Task input:
★ ★ ★ ★
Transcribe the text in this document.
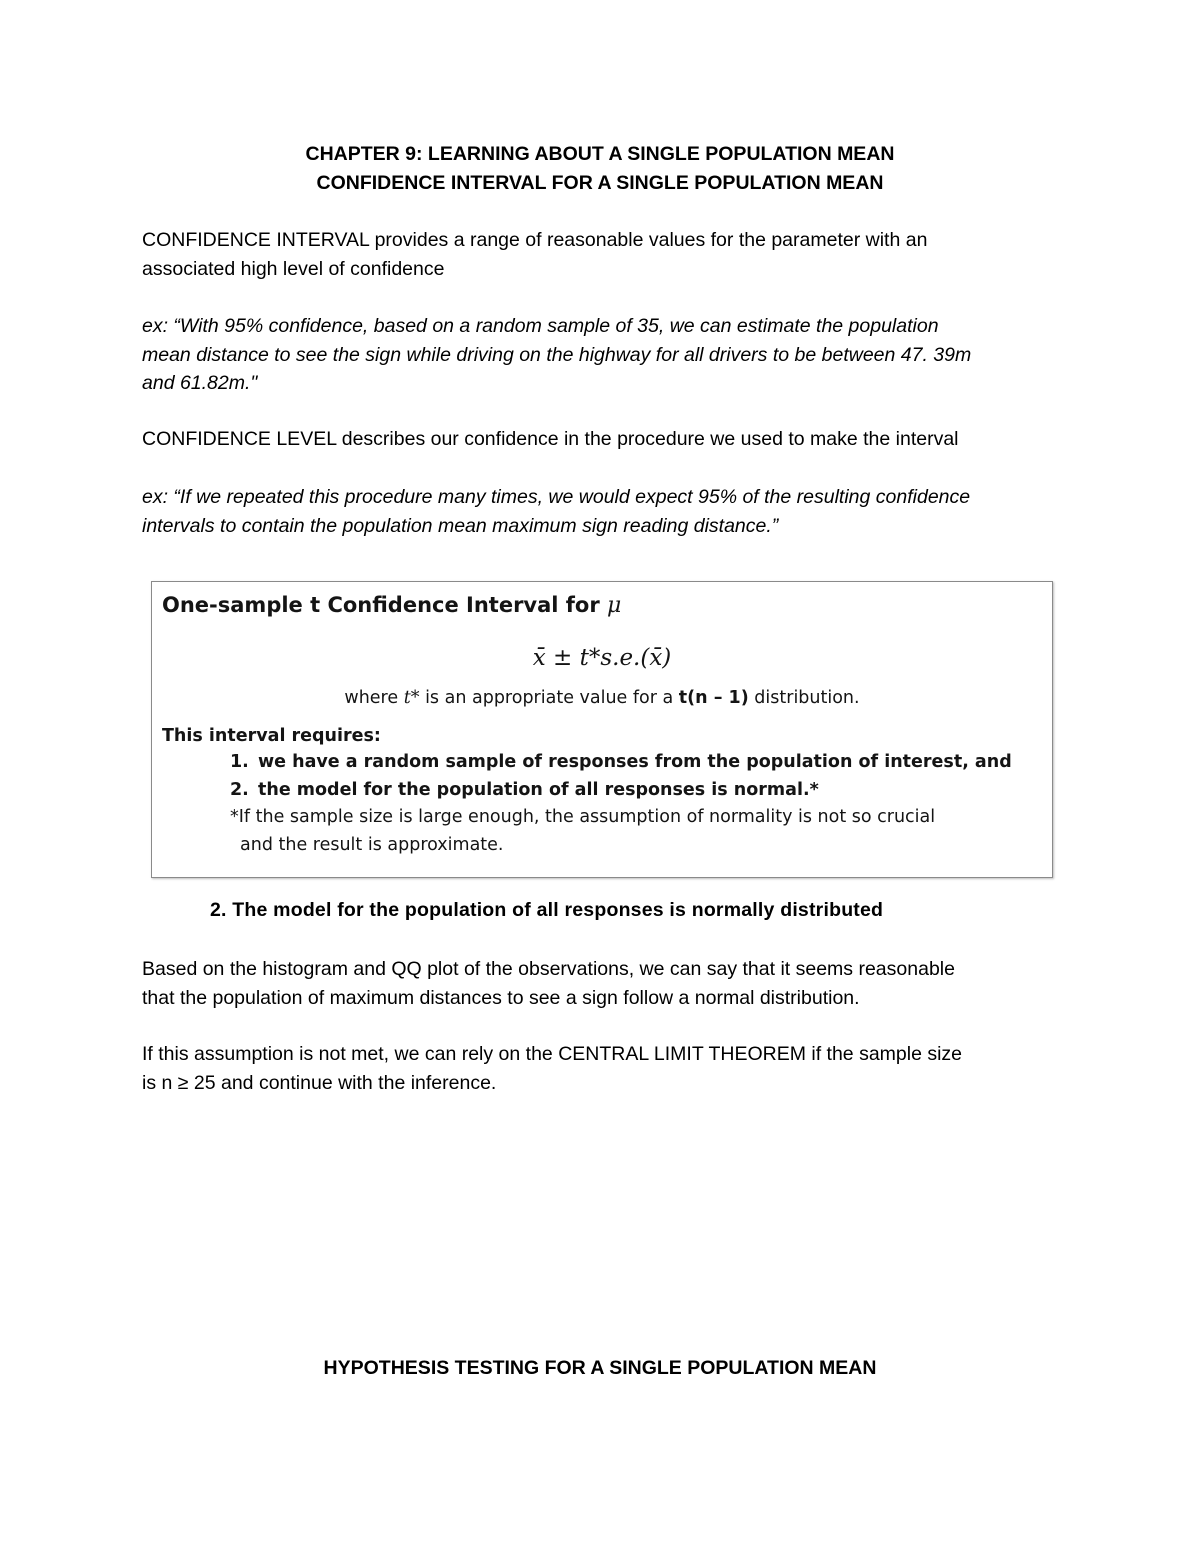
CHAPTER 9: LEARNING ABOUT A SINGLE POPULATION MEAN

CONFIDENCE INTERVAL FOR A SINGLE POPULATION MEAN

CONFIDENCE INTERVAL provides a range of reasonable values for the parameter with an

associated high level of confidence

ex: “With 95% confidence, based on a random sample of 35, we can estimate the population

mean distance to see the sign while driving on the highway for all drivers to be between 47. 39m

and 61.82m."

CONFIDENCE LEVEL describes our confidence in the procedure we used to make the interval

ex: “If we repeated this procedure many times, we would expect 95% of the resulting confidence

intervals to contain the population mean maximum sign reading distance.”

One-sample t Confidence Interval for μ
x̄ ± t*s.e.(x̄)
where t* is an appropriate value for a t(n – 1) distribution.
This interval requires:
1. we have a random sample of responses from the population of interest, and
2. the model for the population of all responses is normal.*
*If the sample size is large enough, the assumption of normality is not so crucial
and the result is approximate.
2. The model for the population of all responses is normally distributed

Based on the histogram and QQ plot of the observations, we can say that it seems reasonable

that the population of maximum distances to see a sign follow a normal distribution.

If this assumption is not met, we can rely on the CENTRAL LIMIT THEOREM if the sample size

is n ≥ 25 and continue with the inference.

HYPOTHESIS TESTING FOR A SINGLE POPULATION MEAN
★ ★ ★ ★
Work to complete: From the entries above, copy every line where the word "maximum" shows up.

Task solution:
intervals to contain the population mean maximum sign reading distance.”
that the population of maximum distances to see a sign follow a normal distribution.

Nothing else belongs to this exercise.